*EXERCISE DESCRIPTION*. Copy out, word for word, the part of the material that begins with the line containing "Patent image size: (714, 594)." and ends with the line containing "The other diagonal A2 is at (582, 132).", including both of those lines.

*THE RECORDS*.

══════════

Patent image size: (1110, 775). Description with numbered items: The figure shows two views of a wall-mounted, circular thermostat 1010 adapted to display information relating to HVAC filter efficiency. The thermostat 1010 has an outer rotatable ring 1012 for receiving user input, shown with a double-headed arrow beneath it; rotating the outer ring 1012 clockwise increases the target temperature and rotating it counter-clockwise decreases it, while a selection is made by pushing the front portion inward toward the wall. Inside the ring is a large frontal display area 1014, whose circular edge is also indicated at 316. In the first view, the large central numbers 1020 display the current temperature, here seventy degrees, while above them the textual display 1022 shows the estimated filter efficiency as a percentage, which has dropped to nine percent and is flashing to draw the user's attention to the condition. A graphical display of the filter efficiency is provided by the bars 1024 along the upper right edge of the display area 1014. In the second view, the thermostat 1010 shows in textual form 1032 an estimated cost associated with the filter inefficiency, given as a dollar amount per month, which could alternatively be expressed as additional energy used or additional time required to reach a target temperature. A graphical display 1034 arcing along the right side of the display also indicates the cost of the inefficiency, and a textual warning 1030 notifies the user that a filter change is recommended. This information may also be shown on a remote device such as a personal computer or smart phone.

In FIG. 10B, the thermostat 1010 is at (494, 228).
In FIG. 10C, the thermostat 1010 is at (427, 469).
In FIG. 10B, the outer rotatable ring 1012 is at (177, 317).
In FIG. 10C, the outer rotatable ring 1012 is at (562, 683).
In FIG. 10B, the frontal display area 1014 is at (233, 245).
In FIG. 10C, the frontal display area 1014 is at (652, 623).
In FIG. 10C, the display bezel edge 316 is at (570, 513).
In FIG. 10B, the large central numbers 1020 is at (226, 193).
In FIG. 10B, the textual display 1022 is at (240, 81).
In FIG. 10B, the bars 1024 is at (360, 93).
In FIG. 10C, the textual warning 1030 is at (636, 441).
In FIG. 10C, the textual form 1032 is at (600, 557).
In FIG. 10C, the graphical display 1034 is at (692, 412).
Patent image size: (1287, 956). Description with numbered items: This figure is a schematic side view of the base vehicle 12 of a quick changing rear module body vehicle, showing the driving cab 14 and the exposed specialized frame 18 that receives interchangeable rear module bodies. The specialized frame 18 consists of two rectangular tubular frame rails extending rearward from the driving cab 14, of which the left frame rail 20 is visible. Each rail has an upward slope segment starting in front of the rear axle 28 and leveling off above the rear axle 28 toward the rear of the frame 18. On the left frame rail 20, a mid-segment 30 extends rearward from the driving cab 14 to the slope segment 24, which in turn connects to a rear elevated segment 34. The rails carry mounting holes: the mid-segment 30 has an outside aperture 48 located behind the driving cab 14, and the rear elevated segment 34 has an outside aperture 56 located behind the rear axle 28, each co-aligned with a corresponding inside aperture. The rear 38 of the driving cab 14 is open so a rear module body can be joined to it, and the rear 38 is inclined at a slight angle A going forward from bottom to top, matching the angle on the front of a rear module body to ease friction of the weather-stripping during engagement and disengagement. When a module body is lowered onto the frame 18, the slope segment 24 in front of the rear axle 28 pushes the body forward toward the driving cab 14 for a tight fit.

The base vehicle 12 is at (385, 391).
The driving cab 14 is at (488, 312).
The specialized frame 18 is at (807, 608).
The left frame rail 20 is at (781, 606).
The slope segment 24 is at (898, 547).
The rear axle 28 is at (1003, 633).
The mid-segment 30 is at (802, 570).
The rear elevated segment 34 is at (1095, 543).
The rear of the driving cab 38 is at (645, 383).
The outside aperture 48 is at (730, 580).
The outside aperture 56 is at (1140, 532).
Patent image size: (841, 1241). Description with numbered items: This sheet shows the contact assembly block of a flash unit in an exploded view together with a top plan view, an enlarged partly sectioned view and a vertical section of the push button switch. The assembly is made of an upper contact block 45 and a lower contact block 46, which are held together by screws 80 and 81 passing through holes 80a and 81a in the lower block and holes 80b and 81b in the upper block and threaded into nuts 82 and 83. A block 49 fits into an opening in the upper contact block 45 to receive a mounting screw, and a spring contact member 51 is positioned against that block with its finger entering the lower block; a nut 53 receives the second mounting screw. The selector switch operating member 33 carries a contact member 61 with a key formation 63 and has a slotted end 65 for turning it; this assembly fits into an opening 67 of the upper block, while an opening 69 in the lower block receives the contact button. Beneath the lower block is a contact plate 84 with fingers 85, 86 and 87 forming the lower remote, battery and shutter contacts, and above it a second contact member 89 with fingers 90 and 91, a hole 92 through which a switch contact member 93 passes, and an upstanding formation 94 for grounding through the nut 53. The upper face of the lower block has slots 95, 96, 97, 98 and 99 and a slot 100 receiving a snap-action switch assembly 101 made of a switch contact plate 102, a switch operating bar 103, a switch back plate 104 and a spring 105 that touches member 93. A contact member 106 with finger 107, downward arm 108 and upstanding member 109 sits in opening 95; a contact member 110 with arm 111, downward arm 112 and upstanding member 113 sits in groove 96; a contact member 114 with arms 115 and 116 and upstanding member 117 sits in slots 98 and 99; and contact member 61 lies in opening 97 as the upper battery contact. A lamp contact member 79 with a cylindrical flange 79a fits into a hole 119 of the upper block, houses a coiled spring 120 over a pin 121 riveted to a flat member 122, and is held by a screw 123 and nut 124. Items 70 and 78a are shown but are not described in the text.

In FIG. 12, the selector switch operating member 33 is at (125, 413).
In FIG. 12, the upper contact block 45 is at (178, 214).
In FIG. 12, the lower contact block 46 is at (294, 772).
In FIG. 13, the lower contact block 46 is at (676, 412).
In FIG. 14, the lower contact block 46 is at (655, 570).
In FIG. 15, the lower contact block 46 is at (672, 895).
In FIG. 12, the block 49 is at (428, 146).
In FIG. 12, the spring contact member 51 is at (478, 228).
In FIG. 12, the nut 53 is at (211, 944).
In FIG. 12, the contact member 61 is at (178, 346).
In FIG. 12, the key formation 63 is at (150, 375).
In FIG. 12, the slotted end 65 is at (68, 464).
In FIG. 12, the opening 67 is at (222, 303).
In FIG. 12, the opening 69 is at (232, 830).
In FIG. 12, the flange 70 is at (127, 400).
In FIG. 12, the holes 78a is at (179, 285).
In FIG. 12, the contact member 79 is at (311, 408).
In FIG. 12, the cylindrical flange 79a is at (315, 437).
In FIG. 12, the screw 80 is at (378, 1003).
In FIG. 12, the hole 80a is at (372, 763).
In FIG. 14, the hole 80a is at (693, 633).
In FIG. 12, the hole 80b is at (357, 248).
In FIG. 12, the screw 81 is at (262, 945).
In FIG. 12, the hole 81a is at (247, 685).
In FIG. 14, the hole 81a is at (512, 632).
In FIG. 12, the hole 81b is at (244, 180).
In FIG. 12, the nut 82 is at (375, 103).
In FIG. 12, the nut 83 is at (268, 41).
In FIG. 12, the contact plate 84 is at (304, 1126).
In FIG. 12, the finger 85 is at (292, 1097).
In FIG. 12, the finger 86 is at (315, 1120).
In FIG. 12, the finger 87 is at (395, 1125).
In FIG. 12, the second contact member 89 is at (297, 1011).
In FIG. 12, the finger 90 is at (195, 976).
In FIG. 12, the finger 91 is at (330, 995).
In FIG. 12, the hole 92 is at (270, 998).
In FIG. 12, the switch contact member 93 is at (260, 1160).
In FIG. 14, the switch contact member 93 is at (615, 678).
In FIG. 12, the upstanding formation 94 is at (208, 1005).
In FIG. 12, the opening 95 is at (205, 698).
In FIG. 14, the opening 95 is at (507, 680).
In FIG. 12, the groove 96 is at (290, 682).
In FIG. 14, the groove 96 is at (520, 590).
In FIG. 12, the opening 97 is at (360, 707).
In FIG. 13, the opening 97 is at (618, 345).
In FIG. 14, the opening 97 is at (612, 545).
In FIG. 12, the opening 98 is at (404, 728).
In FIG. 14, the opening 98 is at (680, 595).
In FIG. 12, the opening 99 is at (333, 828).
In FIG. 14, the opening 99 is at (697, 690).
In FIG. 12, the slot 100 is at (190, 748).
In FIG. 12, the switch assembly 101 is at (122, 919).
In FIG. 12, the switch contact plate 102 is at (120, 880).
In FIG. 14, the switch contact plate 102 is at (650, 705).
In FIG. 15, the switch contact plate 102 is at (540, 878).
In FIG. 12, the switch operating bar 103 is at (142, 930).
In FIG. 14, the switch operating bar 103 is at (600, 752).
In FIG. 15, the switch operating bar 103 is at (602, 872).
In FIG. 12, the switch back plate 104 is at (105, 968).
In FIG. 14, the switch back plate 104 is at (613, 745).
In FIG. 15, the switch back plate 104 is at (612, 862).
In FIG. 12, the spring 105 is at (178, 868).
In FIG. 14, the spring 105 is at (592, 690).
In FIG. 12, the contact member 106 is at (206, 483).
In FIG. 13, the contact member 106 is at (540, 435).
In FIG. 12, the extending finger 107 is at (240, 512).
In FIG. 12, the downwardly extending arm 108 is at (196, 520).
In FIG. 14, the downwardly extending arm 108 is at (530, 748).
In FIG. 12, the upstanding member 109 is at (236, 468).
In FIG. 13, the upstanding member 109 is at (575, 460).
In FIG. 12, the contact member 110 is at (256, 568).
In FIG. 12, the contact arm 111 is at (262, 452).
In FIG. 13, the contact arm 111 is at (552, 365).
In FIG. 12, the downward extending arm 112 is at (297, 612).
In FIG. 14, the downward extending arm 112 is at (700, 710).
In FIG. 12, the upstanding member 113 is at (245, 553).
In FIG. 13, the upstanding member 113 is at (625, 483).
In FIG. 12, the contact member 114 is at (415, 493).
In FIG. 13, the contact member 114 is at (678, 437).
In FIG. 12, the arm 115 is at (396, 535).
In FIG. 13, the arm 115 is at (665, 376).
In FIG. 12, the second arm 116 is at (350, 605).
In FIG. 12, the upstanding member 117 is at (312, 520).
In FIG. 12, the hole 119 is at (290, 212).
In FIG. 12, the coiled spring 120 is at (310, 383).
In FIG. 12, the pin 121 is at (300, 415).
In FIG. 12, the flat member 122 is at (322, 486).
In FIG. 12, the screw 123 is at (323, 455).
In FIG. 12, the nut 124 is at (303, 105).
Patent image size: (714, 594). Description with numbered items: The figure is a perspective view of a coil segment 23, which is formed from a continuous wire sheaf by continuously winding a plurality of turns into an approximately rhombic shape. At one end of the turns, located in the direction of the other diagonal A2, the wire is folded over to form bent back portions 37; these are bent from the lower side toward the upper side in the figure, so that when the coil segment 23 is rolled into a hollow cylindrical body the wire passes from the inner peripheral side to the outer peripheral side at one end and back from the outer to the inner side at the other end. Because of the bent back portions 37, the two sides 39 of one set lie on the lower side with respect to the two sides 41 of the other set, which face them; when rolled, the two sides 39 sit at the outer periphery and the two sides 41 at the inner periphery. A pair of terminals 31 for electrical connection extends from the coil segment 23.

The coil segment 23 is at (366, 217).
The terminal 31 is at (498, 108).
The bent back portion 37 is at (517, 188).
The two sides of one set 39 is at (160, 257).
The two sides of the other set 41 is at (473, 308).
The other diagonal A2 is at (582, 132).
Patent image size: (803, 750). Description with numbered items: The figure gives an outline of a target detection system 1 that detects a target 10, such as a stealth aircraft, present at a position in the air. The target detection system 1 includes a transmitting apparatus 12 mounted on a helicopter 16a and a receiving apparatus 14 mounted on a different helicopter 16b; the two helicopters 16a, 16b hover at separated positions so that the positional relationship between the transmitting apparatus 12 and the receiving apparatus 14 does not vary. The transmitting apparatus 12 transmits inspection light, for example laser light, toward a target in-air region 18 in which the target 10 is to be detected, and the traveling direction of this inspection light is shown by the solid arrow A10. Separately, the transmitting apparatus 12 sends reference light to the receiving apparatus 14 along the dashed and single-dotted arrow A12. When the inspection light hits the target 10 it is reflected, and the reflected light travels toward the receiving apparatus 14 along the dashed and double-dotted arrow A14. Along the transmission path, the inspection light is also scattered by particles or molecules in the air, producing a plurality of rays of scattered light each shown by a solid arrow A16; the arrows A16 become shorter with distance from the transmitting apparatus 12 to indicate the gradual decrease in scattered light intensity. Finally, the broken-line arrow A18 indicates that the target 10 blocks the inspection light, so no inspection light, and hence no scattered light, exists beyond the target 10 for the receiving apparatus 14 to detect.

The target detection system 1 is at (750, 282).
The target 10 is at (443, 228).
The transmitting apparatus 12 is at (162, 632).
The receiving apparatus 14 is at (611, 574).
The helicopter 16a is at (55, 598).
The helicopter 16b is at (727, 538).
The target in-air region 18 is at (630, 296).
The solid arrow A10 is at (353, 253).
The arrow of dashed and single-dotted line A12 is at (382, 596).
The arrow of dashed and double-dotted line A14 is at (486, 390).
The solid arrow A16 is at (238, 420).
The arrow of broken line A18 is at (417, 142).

══════════

*COMPLETED TASK*.
Patent image size: (714, 594). Description with numbered items: The figure is a perspective view of a coil segment 23, which is formed from a continuous wire sheaf by continuously winding a plurality of turns into an approximately rhombic shape. At one end of the turns, located in the direction of the other diagonal A2, the wire is folded over to form bent back portions 37; these are bent from the lower side toward the upper side in the figure, so that when the coil segment 23 is rolled into a hollow cylindrical body the wire passes from the inner peripheral side to the outer peripheral side at one end and back from the outer to the inner side at the other end. Because of the bent back portions 37, the two sides 39 of one set lie on the lower side with respect to the two sides 41 of the other set, which face them; when rolled, the two sides 39 sit at the outer periphery and the two sides 41 at the inner periphery. A pair of terminals 31 for electrical connection extends from the coil segment 23.

The coil segment 23 is at (366, 217).
The terminal 31 is at (498, 108).
The bent back portion 37 is at (517, 188).
The two sides of one set 39 is at (160, 257).
The two sides of the other set 41 is at (473, 308).
The other diagonal A2 is at (582, 132).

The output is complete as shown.